Stated problem
Copy the lines below word for word, from the line that contains "font-name-select[interactable]: Calibri▾: [58, 74, 152, 98]" up to and including the line that contains "font-color-dropdown-icon[interactable]: ▾: [352, 81, 356, 90]".

Data for this task
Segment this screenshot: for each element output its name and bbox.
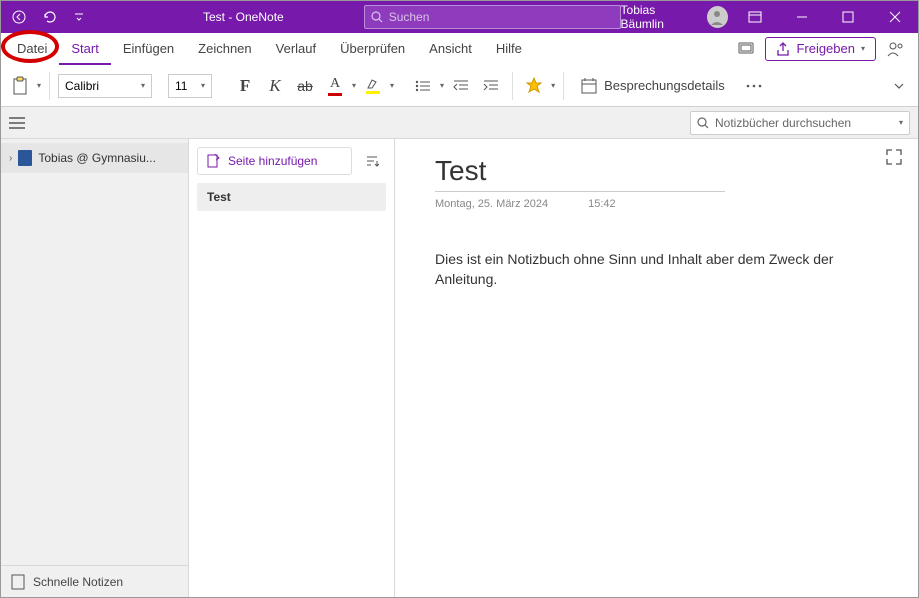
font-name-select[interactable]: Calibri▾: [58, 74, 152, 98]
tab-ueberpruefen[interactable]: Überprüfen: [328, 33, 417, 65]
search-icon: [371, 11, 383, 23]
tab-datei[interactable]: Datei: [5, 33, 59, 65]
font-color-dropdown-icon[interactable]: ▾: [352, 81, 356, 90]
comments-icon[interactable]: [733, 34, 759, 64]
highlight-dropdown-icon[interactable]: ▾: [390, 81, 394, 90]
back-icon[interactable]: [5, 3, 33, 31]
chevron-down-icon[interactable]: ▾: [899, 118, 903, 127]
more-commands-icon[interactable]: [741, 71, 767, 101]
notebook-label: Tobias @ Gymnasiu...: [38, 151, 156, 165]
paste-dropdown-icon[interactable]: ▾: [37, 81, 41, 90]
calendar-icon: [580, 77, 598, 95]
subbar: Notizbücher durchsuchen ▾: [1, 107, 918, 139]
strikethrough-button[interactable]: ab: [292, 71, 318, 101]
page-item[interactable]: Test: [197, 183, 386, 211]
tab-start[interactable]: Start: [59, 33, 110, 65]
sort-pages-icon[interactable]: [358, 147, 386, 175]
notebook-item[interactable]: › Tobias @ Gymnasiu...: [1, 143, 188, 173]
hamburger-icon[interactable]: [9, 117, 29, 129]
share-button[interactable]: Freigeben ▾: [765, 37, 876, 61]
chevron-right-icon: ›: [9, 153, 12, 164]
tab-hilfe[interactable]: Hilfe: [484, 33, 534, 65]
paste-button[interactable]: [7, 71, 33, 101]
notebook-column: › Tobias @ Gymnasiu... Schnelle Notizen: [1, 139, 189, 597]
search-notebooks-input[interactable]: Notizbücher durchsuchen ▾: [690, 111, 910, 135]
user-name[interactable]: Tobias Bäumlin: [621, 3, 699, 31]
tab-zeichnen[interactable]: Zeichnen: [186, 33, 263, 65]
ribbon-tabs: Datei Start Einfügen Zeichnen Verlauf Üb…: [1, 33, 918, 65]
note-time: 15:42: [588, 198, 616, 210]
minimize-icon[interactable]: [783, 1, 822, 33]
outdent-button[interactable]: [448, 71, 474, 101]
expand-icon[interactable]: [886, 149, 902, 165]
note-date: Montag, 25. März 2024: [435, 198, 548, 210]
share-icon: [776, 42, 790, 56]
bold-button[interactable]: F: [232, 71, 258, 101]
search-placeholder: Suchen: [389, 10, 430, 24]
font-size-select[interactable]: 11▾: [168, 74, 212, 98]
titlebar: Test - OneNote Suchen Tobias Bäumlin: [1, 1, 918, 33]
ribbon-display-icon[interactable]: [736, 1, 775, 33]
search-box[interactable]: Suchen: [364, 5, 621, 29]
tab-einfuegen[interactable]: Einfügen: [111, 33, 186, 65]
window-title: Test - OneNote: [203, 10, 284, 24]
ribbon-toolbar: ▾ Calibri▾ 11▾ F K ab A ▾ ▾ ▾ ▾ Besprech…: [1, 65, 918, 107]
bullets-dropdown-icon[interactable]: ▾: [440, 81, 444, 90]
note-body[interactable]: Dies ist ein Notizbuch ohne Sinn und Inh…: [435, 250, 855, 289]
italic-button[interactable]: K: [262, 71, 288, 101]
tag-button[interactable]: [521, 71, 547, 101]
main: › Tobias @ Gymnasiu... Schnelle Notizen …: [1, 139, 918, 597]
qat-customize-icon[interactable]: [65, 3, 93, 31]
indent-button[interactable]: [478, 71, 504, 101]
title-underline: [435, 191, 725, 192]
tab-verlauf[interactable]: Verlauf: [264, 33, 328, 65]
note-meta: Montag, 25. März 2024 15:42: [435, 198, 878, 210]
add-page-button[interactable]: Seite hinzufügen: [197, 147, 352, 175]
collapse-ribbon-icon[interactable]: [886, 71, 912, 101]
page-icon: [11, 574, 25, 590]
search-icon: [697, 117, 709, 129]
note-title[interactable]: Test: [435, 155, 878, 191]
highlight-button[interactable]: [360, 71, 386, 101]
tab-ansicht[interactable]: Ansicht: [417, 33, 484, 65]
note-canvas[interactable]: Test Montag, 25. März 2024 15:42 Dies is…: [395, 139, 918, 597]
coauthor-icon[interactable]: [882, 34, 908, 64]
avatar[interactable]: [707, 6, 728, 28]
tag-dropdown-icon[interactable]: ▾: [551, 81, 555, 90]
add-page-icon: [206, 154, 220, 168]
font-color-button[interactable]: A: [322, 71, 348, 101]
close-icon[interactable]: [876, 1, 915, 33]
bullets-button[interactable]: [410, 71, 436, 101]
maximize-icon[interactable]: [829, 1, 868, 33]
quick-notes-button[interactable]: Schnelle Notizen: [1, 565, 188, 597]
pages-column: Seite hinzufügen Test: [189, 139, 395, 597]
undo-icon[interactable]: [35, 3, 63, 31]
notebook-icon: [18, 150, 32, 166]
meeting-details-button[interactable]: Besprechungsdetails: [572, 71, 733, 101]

...

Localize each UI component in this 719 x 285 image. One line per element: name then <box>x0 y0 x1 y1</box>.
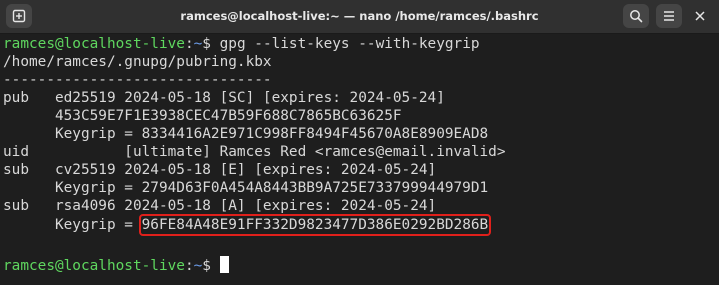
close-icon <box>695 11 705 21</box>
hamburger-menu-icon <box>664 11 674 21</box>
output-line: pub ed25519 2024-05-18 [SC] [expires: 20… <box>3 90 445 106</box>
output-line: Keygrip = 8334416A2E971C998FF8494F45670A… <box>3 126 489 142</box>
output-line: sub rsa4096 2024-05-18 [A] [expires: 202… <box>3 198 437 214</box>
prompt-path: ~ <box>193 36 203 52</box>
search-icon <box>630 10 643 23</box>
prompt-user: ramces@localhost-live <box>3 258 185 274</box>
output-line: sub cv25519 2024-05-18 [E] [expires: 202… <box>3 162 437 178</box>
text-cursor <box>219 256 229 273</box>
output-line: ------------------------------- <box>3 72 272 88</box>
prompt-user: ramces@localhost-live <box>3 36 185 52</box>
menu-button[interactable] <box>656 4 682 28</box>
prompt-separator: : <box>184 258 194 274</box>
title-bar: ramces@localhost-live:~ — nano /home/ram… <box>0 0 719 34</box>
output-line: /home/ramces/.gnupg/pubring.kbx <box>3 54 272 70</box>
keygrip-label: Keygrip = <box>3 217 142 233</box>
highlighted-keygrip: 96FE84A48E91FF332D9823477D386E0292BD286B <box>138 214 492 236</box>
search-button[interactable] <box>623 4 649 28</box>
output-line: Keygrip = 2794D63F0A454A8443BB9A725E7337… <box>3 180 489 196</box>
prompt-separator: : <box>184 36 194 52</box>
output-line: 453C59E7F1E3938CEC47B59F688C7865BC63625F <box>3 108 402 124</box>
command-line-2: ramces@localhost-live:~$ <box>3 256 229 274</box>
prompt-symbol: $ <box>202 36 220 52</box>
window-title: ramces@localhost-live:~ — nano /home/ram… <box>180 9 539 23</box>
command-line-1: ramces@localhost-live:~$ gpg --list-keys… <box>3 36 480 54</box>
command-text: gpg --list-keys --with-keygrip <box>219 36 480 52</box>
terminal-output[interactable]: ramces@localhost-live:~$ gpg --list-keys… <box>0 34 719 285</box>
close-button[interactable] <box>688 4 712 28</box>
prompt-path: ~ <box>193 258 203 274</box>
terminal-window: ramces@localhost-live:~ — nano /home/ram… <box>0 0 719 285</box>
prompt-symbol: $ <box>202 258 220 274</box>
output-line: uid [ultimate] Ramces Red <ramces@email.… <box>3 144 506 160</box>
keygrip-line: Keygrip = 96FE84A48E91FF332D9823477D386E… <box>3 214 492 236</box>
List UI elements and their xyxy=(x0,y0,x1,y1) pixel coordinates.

Answer to the problem
font-name-select[interactable]: Calibri▾: [58, 74, 152, 98]
tab-ueberpruefen[interactable]: Überprüfen: [328, 33, 417, 65]
search-icon: [371, 11, 383, 23]
tab-datei[interactable]: Datei: [5, 33, 59, 65]
font-color-dropdown-icon[interactable]: ▾: [352, 81, 356, 90]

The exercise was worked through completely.